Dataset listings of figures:
'''
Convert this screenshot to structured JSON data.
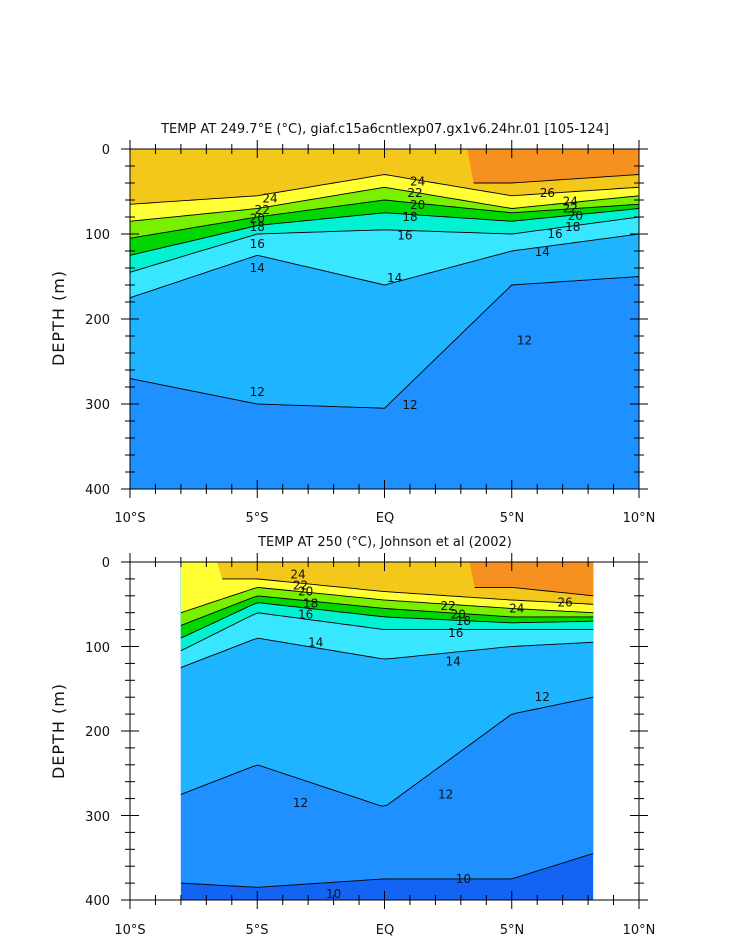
{
  "chart_data": [
    {
      "type": "contour",
      "title": "TEMP AT 249.7°E (°C), giaf.c15a6cntlexp07.gx1v6.24hr.01 [105-124]",
      "ylabel": "DEPTH (m)",
      "xticks": [
        "10°S",
        "5°S",
        "EQ",
        "5°N",
        "10°N"
      ],
      "yticks": [
        "0",
        "100",
        "200",
        "300",
        "400"
      ],
      "xlim": [
        -10,
        10
      ],
      "ylim": [
        400,
        0
      ],
      "lat": [
        -10,
        -5,
        0,
        5,
        10
      ],
      "isotherms": [
        {
          "value": 26,
          "depth": [
            null,
            null,
            null,
            40,
            30
          ]
        },
        {
          "value": 24,
          "depth": [
            65,
            55,
            30,
            55,
            45
          ]
        },
        {
          "value": 22,
          "depth": [
            85,
            70,
            45,
            70,
            55
          ]
        },
        {
          "value": 20,
          "depth": [
            105,
            80,
            60,
            75,
            65
          ]
        },
        {
          "value": 18,
          "depth": [
            125,
            90,
            75,
            85,
            70
          ]
        },
        {
          "value": 16,
          "depth": [
            145,
            100,
            95,
            100,
            80
          ]
        },
        {
          "value": 14,
          "depth": [
            175,
            125,
            160,
            120,
            100
          ]
        },
        {
          "value": 12,
          "depth": [
            270,
            300,
            305,
            160,
            150
          ]
        }
      ],
      "contour_labels": [
        {
          "text": "24",
          "lat": -4.5,
          "depth": 58
        },
        {
          "text": "22",
          "lat": -4.8,
          "depth": 72
        },
        {
          "text": "20",
          "lat": -5.0,
          "depth": 82
        },
        {
          "text": "18",
          "lat": -5.0,
          "depth": 92
        },
        {
          "text": "16",
          "lat": -5.0,
          "depth": 112
        },
        {
          "text": "14",
          "lat": -5.0,
          "depth": 140
        },
        {
          "text": "24",
          "lat": 1.3,
          "depth": 38
        },
        {
          "text": "22",
          "lat": 1.2,
          "depth": 52
        },
        {
          "text": "20",
          "lat": 1.3,
          "depth": 66
        },
        {
          "text": "18",
          "lat": 1.0,
          "depth": 80
        },
        {
          "text": "16",
          "lat": 0.8,
          "depth": 102
        },
        {
          "text": "14",
          "lat": 0.4,
          "depth": 152
        },
        {
          "text": "26",
          "lat": 6.4,
          "depth": 52
        },
        {
          "text": "24",
          "lat": 7.3,
          "depth": 62
        },
        {
          "text": "22",
          "lat": 7.3,
          "depth": 70
        },
        {
          "text": "20",
          "lat": 7.5,
          "depth": 79
        },
        {
          "text": "18",
          "lat": 7.4,
          "depth": 92
        },
        {
          "text": "16",
          "lat": 6.7,
          "depth": 100
        },
        {
          "text": "14",
          "lat": 6.2,
          "depth": 121
        },
        {
          "text": "12",
          "lat": 5.5,
          "depth": 225
        },
        {
          "text": "12",
          "lat": -5.0,
          "depth": 286
        },
        {
          "text": "12",
          "lat": 1.0,
          "depth": 301
        }
      ],
      "color_scale": {
        "levels": [
          10,
          12,
          14,
          16,
          18,
          20,
          22,
          24,
          26
        ],
        "colors": [
          "#1464F4",
          "#1E90FF",
          "#1EB4FF",
          "#38E6FF",
          "#00F2D2",
          "#00D700",
          "#78F000",
          "#FFFF33",
          "#F4C81A",
          "#F6901E",
          "#FC5014"
        ]
      }
    },
    {
      "type": "contour",
      "title": "TEMP AT 250 (°C), Johnson et al (2002)",
      "ylabel": "DEPTH (m)",
      "xticks": [
        "10°S",
        "5°S",
        "EQ",
        "5°N",
        "10°N"
      ],
      "yticks": [
        "0",
        "100",
        "200",
        "300",
        "400"
      ],
      "xlim": [
        -10,
        10
      ],
      "ylim": [
        400,
        0
      ],
      "data_extent_lat": [
        -8,
        8.2
      ],
      "lat": [
        -8,
        -5,
        0,
        5,
        8.2
      ],
      "isotherms": [
        {
          "value": 26,
          "depth": [
            null,
            null,
            null,
            30,
            40
          ]
        },
        {
          "value": 24,
          "depth": [
            null,
            20,
            35,
            45,
            50
          ]
        },
        {
          "value": 22,
          "depth": [
            60,
            30,
            45,
            55,
            60
          ]
        },
        {
          "value": 20,
          "depth": [
            75,
            40,
            55,
            65,
            65
          ]
        },
        {
          "value": 18,
          "depth": [
            90,
            48,
            65,
            72,
            70
          ]
        },
        {
          "value": 16,
          "depth": [
            105,
            60,
            80,
            80,
            80
          ]
        },
        {
          "value": 14,
          "depth": [
            125,
            90,
            115,
            100,
            95
          ]
        },
        {
          "value": 12,
          "depth": [
            275,
            240,
            290,
            180,
            160
          ]
        },
        {
          "value": 10,
          "depth": [
            380,
            385,
            375,
            375,
            345
          ]
        }
      ],
      "contour_labels": [
        {
          "text": "24",
          "lat": -3.4,
          "depth": 15
        },
        {
          "text": "22",
          "lat": -3.3,
          "depth": 28
        },
        {
          "text": "20",
          "lat": -3.1,
          "depth": 35
        },
        {
          "text": "18",
          "lat": -2.9,
          "depth": 49
        },
        {
          "text": "16",
          "lat": -3.1,
          "depth": 62
        },
        {
          "text": "14",
          "lat": -2.7,
          "depth": 95
        },
        {
          "text": "22",
          "lat": 2.5,
          "depth": 52
        },
        {
          "text": "20",
          "lat": 2.9,
          "depth": 62
        },
        {
          "text": "18",
          "lat": 3.1,
          "depth": 70
        },
        {
          "text": "16",
          "lat": 2.8,
          "depth": 84
        },
        {
          "text": "14",
          "lat": 2.7,
          "depth": 118
        },
        {
          "text": "24",
          "lat": 5.2,
          "depth": 55
        },
        {
          "text": "26",
          "lat": 7.1,
          "depth": 48
        },
        {
          "text": "12",
          "lat": 6.2,
          "depth": 160
        },
        {
          "text": "12",
          "lat": -3.3,
          "depth": 285
        },
        {
          "text": "12",
          "lat": 2.4,
          "depth": 275
        },
        {
          "text": "10",
          "lat": -2.0,
          "depth": 393
        },
        {
          "text": "10",
          "lat": 3.1,
          "depth": 375
        }
      ],
      "color_scale": {
        "levels": [
          10,
          12,
          14,
          16,
          18,
          20,
          22,
          24,
          26
        ],
        "colors": [
          "#1464F4",
          "#1E90FF",
          "#1EB4FF",
          "#38E6FF",
          "#00F2D2",
          "#00D700",
          "#78F000",
          "#FFFF33",
          "#F4C81A",
          "#F6901E",
          "#FC5014"
        ]
      }
    }
  ]
}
'''
### WHAT YOU HAVE TO DO:
Collect each line above holding the string "title".

### OUTPUT OF THE EXERCISE:
      "title": "TEMP AT 249.7°E (°C), giaf.c15a6cntlexp07.gx1v6.24hr.01 [105-124]",
      "title": "TEMP AT 250 (°C), Johnson et al (2002)",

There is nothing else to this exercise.